> [Stated goal] Copy out every line containing the word "NAMA".

--- Start ---

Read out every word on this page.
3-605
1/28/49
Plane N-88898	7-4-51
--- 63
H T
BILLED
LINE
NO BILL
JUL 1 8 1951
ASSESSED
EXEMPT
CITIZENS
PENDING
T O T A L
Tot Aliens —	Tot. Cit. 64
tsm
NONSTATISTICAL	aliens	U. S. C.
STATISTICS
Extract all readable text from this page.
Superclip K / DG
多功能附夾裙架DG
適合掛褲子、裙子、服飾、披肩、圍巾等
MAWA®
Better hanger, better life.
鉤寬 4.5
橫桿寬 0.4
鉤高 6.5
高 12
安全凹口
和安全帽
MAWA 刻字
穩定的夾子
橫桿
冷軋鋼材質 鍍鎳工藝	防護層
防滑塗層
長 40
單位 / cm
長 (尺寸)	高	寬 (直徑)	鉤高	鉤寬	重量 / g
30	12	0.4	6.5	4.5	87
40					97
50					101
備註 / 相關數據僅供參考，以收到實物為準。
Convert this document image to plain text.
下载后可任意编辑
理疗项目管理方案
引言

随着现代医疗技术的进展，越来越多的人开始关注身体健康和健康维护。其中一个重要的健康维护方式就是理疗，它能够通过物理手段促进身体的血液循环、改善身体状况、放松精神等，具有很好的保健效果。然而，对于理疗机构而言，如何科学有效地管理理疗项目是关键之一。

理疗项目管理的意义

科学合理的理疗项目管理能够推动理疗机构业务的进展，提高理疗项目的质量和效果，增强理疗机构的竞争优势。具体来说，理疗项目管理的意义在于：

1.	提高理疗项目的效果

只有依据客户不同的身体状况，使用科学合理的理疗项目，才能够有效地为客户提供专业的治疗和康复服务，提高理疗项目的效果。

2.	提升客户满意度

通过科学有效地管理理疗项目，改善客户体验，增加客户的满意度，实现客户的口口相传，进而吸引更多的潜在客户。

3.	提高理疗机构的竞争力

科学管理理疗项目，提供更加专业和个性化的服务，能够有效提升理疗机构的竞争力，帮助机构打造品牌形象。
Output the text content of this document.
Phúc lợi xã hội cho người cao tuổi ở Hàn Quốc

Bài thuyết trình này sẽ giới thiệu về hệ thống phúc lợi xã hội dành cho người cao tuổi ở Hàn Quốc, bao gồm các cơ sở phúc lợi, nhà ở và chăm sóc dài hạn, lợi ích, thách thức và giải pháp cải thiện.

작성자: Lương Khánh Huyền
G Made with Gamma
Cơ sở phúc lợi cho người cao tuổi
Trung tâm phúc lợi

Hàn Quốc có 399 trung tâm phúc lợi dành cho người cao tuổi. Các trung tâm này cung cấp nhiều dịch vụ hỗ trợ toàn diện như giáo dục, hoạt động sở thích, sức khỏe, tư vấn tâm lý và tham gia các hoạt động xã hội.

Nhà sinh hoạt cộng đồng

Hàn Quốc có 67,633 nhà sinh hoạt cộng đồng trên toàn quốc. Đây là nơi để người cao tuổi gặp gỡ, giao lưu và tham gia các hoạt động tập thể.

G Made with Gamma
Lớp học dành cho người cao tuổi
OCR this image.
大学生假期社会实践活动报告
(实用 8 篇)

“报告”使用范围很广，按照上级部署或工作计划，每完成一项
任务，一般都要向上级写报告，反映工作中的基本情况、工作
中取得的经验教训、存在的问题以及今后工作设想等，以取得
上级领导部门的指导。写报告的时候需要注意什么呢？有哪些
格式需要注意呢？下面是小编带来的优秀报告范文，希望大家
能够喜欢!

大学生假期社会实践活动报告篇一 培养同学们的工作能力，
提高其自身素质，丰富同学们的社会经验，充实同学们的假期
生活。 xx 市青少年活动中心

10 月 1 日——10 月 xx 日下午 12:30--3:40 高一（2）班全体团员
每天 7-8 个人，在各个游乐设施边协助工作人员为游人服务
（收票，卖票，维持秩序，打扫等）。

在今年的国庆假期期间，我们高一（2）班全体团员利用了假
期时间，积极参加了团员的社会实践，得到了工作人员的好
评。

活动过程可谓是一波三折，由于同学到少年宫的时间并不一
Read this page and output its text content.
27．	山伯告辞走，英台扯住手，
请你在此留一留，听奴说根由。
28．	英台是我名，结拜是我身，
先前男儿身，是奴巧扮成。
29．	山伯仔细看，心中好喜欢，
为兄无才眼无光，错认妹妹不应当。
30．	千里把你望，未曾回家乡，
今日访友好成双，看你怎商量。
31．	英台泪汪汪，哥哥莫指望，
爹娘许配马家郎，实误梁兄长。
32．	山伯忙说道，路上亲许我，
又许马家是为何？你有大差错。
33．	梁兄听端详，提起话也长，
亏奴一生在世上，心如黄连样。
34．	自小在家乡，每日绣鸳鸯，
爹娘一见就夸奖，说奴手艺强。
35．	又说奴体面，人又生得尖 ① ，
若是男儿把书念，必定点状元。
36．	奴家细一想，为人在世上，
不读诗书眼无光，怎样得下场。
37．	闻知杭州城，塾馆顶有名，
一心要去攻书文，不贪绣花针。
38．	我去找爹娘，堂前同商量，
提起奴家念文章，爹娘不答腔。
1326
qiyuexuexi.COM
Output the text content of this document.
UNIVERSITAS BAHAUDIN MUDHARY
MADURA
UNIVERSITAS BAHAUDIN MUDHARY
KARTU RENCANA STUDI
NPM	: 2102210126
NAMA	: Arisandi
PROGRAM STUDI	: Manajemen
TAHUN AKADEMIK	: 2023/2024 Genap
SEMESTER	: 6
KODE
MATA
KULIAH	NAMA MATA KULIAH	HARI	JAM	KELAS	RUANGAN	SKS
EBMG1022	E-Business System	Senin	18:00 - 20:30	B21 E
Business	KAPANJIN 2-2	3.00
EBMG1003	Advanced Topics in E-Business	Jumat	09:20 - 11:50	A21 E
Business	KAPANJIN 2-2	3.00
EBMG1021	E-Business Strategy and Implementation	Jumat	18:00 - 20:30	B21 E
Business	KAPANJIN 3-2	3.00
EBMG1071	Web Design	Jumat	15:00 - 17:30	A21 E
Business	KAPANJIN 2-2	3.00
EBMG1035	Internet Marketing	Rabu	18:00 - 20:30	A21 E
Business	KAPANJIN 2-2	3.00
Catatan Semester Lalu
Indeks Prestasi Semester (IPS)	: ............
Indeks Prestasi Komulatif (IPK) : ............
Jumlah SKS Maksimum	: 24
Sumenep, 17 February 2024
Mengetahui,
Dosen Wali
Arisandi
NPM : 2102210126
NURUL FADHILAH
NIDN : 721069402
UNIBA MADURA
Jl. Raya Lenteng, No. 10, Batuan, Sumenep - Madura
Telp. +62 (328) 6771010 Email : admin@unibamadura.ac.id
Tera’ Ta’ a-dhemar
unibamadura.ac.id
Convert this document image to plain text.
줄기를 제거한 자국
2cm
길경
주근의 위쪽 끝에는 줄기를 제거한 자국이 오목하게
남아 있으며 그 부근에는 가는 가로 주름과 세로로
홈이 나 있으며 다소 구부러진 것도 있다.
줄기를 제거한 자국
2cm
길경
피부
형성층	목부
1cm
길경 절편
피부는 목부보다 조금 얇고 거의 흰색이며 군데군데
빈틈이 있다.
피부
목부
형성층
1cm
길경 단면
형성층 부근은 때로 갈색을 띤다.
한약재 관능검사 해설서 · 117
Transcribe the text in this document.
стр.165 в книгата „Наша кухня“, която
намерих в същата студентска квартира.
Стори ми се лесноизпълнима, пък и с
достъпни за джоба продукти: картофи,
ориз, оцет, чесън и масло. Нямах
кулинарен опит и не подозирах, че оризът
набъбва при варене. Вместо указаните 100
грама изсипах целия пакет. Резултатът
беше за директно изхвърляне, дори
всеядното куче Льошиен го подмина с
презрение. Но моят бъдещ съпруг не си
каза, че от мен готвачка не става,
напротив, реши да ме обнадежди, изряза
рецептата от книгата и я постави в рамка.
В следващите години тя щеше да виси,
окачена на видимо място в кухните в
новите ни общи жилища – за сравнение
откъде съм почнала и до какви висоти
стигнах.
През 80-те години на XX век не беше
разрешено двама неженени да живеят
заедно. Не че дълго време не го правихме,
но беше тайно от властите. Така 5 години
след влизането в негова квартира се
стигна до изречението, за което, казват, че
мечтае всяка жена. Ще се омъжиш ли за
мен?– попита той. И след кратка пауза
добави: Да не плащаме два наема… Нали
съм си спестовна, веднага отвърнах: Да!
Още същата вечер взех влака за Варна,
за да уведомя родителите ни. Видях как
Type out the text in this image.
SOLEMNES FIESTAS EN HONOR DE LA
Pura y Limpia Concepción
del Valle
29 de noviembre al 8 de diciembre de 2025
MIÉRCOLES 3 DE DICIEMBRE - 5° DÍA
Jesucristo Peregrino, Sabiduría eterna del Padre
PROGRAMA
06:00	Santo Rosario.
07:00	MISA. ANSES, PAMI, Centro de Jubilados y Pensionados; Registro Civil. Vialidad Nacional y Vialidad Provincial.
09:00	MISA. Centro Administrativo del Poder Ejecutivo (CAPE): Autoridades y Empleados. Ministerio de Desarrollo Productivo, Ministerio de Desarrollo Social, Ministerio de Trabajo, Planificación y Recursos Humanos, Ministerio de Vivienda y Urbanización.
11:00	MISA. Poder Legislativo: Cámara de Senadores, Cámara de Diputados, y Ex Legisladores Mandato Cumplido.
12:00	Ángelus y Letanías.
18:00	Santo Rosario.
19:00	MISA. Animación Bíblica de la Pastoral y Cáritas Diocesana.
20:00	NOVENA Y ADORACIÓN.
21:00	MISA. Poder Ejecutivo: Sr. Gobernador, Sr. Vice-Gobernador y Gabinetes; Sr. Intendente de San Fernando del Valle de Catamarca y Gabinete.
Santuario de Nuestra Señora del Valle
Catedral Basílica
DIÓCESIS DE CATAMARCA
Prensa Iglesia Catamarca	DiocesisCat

--- End ---

> [In response]
NAMA	: Arisandi
KULIAH	NAMA MATA KULIAH	HARI	JAM	KELAS	RUANGAN	SKS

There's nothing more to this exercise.